** start EXTRACTED MATERIAL **

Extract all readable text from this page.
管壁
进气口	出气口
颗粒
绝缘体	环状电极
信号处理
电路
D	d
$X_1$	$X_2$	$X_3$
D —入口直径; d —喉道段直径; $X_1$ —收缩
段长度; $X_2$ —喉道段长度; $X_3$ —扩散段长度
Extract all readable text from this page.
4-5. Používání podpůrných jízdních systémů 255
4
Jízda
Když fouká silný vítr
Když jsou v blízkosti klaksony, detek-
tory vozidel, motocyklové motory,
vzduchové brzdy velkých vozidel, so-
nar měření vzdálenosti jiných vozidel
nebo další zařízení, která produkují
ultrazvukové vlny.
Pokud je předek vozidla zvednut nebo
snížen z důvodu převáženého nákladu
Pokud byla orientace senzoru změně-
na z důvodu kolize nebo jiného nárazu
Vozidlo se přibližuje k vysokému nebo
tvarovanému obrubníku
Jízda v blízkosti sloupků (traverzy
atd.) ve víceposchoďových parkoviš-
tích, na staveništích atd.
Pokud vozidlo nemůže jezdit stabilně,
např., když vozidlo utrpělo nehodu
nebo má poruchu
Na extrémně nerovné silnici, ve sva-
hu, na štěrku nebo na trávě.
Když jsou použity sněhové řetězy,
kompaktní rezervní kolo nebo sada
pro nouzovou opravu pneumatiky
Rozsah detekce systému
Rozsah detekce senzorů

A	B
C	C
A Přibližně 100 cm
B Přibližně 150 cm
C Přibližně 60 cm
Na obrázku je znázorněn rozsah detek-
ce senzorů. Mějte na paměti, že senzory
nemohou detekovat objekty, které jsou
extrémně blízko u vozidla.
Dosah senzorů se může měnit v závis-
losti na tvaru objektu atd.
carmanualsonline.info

** end EXTRACTED MATERIAL **

WHAT TO PRODUCE
Set all of the records down again, exactly as they stand.

RESPONSE BELOW
Extract all readable text from this page.
管壁
进气口	出气口
颗粒
绝缘体	环状电极
信号处理
电路
D	d
$X_1$	$X_2$	$X_3$
D —入口直径; d —喉道段直径; $X_1$ —收缩
段长度; $X_2$ —喉道段长度; $X_3$ —扩散段长度
Extract all readable text from this page.
4-5. Používání podpůrných jízdních systémů 255
4
Jízda
Když fouká silný vítr
Když jsou v blízkosti klaksony, detek-
tory vozidel, motocyklové motory,
vzduchové brzdy velkých vozidel, so-
nar měření vzdálenosti jiných vozidel
nebo další zařízení, která produkují
ultrazvukové vlny.
Pokud je předek vozidla zvednut nebo
snížen z důvodu převáženého nákladu
Pokud byla orientace senzoru změně-
na z důvodu kolize nebo jiného nárazu
Vozidlo se přibližuje k vysokému nebo
tvarovanému obrubníku
Jízda v blízkosti sloupků (traverzy
atd.) ve víceposchoďových parkoviš-
tích, na staveništích atd.
Pokud vozidlo nemůže jezdit stabilně,
např., když vozidlo utrpělo nehodu
nebo má poruchu
Na extrémně nerovné silnici, ve sva-
hu, na štěrku nebo na trávě.
Když jsou použity sněhové řetězy,
kompaktní rezervní kolo nebo sada
pro nouzovou opravu pneumatiky
Rozsah detekce systému
Rozsah detekce senzorů

A	B
C	C
A Přibližně 100 cm
B Přibližně 150 cm
C Přibližně 60 cm
Na obrázku je znázorněn rozsah detek-
ce senzorů. Mějte na paměti, že senzory
nemohou detekovat objekty, které jsou
extrémně blízko u vozidla.
Dosah senzorů se může měnit v závis-
losti na tvaru objektu atd.
carmanualsonline.info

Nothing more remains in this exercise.